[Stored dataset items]
<<<<

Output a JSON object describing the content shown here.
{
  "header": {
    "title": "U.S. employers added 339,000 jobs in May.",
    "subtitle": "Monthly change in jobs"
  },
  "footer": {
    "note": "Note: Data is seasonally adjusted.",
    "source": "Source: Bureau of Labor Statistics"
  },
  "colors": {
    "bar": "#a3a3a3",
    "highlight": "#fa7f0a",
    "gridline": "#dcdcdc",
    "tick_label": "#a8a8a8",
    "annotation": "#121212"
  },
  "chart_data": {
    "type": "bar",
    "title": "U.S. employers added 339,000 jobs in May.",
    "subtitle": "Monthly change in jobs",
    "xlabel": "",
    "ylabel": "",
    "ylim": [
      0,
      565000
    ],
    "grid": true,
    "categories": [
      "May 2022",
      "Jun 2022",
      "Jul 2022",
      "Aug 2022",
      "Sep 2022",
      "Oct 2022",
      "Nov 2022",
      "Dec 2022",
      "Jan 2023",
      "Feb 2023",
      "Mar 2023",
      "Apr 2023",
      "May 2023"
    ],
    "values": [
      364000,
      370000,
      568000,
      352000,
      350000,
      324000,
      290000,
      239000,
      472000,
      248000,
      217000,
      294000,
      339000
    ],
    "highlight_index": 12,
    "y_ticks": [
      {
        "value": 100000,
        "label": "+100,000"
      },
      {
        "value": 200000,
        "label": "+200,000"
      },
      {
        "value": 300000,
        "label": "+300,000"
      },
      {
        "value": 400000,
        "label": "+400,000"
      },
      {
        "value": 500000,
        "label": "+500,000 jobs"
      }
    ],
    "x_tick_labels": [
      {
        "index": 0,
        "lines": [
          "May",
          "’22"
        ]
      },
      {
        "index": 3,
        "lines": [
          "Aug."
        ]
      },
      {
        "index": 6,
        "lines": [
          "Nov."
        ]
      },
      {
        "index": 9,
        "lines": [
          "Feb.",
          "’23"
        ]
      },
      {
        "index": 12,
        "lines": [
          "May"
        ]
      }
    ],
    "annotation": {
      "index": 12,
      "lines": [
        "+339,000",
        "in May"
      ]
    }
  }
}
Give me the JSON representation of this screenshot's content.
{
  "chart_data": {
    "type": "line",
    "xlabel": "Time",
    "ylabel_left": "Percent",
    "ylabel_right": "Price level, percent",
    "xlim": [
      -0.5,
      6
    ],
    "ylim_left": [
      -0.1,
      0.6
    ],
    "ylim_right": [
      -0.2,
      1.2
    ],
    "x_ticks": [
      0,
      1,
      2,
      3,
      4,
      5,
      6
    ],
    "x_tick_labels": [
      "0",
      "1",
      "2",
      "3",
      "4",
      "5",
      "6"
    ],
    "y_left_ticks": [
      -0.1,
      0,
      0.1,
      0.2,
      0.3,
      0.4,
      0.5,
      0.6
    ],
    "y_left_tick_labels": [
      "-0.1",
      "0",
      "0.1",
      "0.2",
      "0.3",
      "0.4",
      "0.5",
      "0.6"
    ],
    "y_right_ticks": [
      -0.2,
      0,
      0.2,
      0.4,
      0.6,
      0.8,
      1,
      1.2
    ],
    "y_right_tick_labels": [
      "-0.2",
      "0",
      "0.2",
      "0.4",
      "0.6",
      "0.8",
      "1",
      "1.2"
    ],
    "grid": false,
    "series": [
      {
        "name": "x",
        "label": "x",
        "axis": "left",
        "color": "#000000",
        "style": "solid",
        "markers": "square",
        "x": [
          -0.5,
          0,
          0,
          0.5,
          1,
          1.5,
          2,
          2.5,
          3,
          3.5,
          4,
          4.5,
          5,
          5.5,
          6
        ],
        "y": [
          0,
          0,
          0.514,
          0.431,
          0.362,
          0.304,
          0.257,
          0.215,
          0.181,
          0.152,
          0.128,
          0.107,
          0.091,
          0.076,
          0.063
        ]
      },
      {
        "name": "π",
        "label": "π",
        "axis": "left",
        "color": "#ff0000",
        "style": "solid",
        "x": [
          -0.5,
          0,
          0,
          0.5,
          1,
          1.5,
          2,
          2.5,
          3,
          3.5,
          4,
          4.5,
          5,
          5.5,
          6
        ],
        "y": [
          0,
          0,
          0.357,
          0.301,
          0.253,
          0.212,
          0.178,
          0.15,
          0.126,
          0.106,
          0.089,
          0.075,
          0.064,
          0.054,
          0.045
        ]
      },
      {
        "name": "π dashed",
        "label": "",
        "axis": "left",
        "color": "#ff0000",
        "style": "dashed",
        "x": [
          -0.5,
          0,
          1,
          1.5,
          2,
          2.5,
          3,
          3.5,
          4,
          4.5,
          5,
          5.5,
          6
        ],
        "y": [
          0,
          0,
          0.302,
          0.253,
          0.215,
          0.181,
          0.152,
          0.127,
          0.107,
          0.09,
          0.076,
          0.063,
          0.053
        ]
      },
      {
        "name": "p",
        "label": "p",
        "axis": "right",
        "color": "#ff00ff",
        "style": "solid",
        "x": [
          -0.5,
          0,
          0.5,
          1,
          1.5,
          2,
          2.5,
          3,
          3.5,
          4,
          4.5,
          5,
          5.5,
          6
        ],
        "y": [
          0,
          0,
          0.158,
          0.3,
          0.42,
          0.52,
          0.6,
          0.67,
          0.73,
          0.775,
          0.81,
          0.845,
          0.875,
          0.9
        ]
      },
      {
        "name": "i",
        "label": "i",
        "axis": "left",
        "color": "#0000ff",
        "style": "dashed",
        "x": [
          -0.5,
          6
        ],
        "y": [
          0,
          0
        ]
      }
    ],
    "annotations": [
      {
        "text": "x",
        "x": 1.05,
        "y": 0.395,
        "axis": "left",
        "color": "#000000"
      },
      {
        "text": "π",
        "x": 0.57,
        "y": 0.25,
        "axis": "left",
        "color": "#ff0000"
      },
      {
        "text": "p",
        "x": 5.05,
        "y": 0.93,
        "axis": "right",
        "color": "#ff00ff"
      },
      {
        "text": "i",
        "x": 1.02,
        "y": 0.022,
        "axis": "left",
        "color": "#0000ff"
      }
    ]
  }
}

>>>>

### SHORT EXERCISE
Filter the data, keeping only the lines that contain "name".

### COMPLETED EXERCISE
        "name": "x",
        "name": "π",
        "name": "π dashed",
        "name": "p",
        "name": "i",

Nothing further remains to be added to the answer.